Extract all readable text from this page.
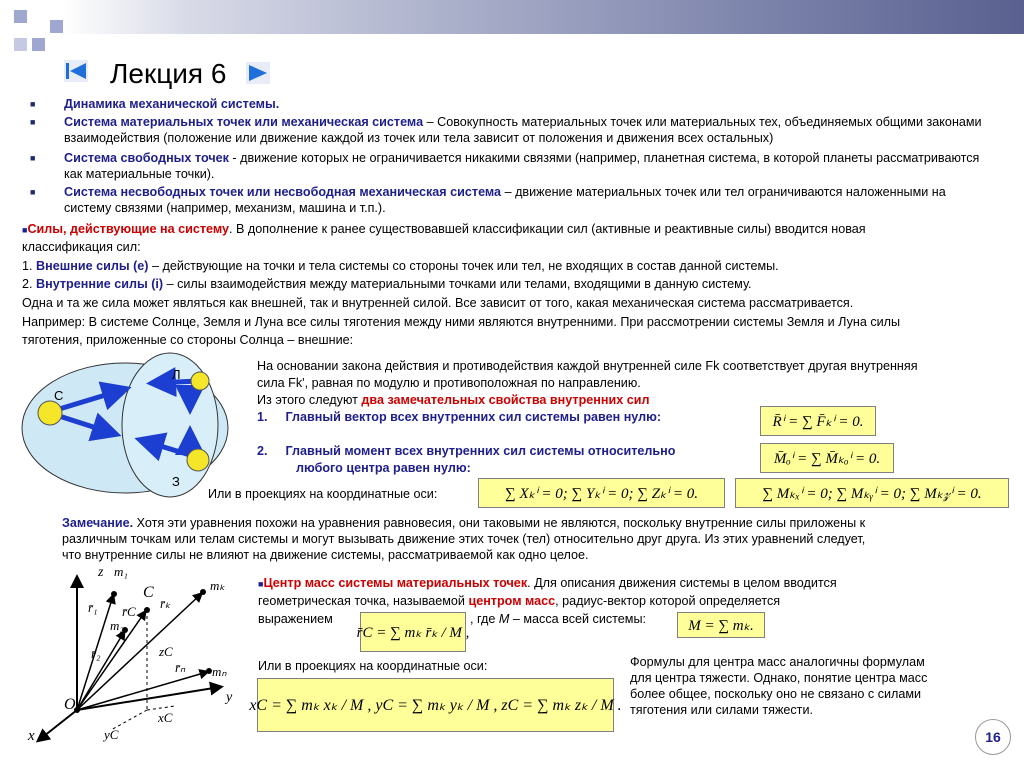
Лекция 6
■ Динамика механической системы.
■ Система материальных точек или механическая система – Совокупность материальных точек или материальных тех, объединяемых общими законами взаимодействия (положение или движение каждой из точек или тела зависит от положения и движения всех остальных)
■ Система свободных точек - движение которых не ограничивается никакими связями (например, планетная система, в которой планеты рассматриваются как материальные точки).
■ Система несвободных точек или несвободная механическая система – движение материальных точек или тел ограничиваются наложенными на систему связями (например, механизм, машина и т.п.).
■Силы, действующие на систему. В дополнение к ранее существовавшей классификации сил (активные и реактивные силы) вводится новая
классификация сил:
1. Внешние силы (e) – действующие на точки и тела системы со стороны точек или тел, не входящих в состав данной системы.
2. Внутренние силы (i) – силы взаимодействия между материальными точками или телами, входящими в данную систему.
Одна и та же сила может являться как внешней, так и внутренней силой. Все зависит от того, какая механическая система рассматривается.
Например: В системе Солнце, Земля и Луна все силы тяготения между ними являются внутренними. При рассмотрении системы Земля и Луна силы
тяготения, приложенные со стороны Солнца – внешние:
С
Л
З
На основании закона действия и противодействия каждой внутренней силе Fk соответствует другая внутренняя
сила Fk', равная по модулю и противоположная по направлению.
Из этого следуют два замечательных свойства внутренних сил
1. Главный вектор всех внутренних сил системы равен нулю:
2. Главный момент всех внутренних сил системы относительно
любого центра равен нулю:
Или в проекциях на координатные оси:
R̄ⁱ = ∑ F̄ₖⁱ = 0.
M̄ₒⁱ = ∑ M̄ₖₒⁱ = 0.
∑ Xₖⁱ = 0; ∑ Yₖⁱ = 0; ∑ Zₖⁱ = 0.	∑ Mₖₓⁱ = 0; ∑ Mₖᵧⁱ = 0; ∑ Mₖ𝓏ⁱ = 0.
Замечание. Хотя эти уравнения похожи на уравнения равновесия, они таковыми не являются, поскольку внутренние силы приложены к
различным точкам или телам системы и могут вызывать движение этих точек (тел) относительно друг друга. Из этих уравнений следует,
что внутренние силы не влияют на движение системы, рассматриваемой как одно целое.
z
x
y
O
C
m₁
m₂
mₖ
mₙ
r̄₁
r̄₂
r̄C
r̄ₖ
r̄ₙ
zC
xC
yC
■Центр масс системы материальных точек. Для описания движения системы в целом вводится
геометрическая точка, называемой центром масс, радиус-вектор которой определяется
выражением
r̄C = ∑ mₖ r̄ₖ / M ,
, где M – масса всей системы:	M = ∑ mₖ.
Или в проекциях на координатные оси:
xC = ∑ mₖ xₖ / M , yC = ∑ mₖ yₖ / M , zC = ∑ mₖ zₖ / M .
Формулы для центра масс аналогичны формулам
для центра тяжести. Однако, понятие центра масс
более общее, поскольку оно не связано с силами
тяготения или силами тяжести.
16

JOB - All of the material above needs to be restated exactly, with no pictures.

FULL RESPONSE -
Extract all readable text from this page.
Лекция 6
■ Динамика механической системы.
■ Система материальных точек или механическая система – Совокупность материальных точек или материальных тех, объединяемых общими законами взаимодействия (положение или движение каждой из точек или тела зависит от положения и движения всех остальных)
■ Система свободных точек - движение которых не ограничивается никакими связями (например, планетная система, в которой планеты рассматриваются как материальные точки).
■ Система несвободных точек или несвободная механическая система – движение материальных точек или тел ограничиваются наложенными на систему связями (например, механизм, машина и т.п.).
■Силы, действующие на систему. В дополнение к ранее существовавшей классификации сил (активные и реактивные силы) вводится новая
классификация сил:
1. Внешние силы (e) – действующие на точки и тела системы со стороны точек или тел, не входящих в состав данной системы.
2. Внутренние силы (i) – силы взаимодействия между материальными точками или телами, входящими в данную систему.
Одна и та же сила может являться как внешней, так и внутренней силой. Все зависит от того, какая механическая система рассматривается.
Например: В системе Солнце, Земля и Луна все силы тяготения между ними являются внутренними. При рассмотрении системы Земля и Луна силы
тяготения, приложенные со стороны Солнца – внешние:
С
Л
З
На основании закона действия и противодействия каждой внутренней силе Fk соответствует другая внутренняя
сила Fk', равная по модулю и противоположная по направлению.
Из этого следуют два замечательных свойства внутренних сил
1. Главный вектор всех внутренних сил системы равен нулю:
2. Главный момент всех внутренних сил системы относительно
любого центра равен нулю:
Или в проекциях на координатные оси:
R̄ⁱ = ∑ F̄ₖⁱ = 0.
M̄ₒⁱ = ∑ M̄ₖₒⁱ = 0.
∑ Xₖⁱ = 0; ∑ Yₖⁱ = 0; ∑ Zₖⁱ = 0.	∑ Mₖₓⁱ = 0; ∑ Mₖᵧⁱ = 0; ∑ Mₖ𝓏ⁱ = 0.
Замечание. Хотя эти уравнения похожи на уравнения равновесия, они таковыми не являются, поскольку внутренние силы приложены к
различным точкам или телам системы и могут вызывать движение этих точек (тел) относительно друг друга. Из этих уравнений следует,
что внутренние силы не влияют на движение системы, рассматриваемой как одно целое.
z
x
y
O
C
m₁
m₂
mₖ
mₙ
r̄₁
r̄₂
r̄C
r̄ₖ
r̄ₙ
zC
xC
yC
■Центр масс системы материальных точек. Для описания движения системы в целом вводится
геометрическая точка, называемой центром масс, радиус-вектор которой определяется
выражением
r̄C = ∑ mₖ r̄ₖ / M ,
, где M – масса всей системы:	M = ∑ mₖ.
Или в проекциях на координатные оси:
xC = ∑ mₖ xₖ / M , yC = ∑ mₖ yₖ / M , zC = ∑ mₖ zₖ / M .
Формулы для центра масс аналогичны формулам
для центра тяжести. Однако, понятие центра масс
более общее, поскольку оно не связано с силами
тяготения или силами тяжести.
16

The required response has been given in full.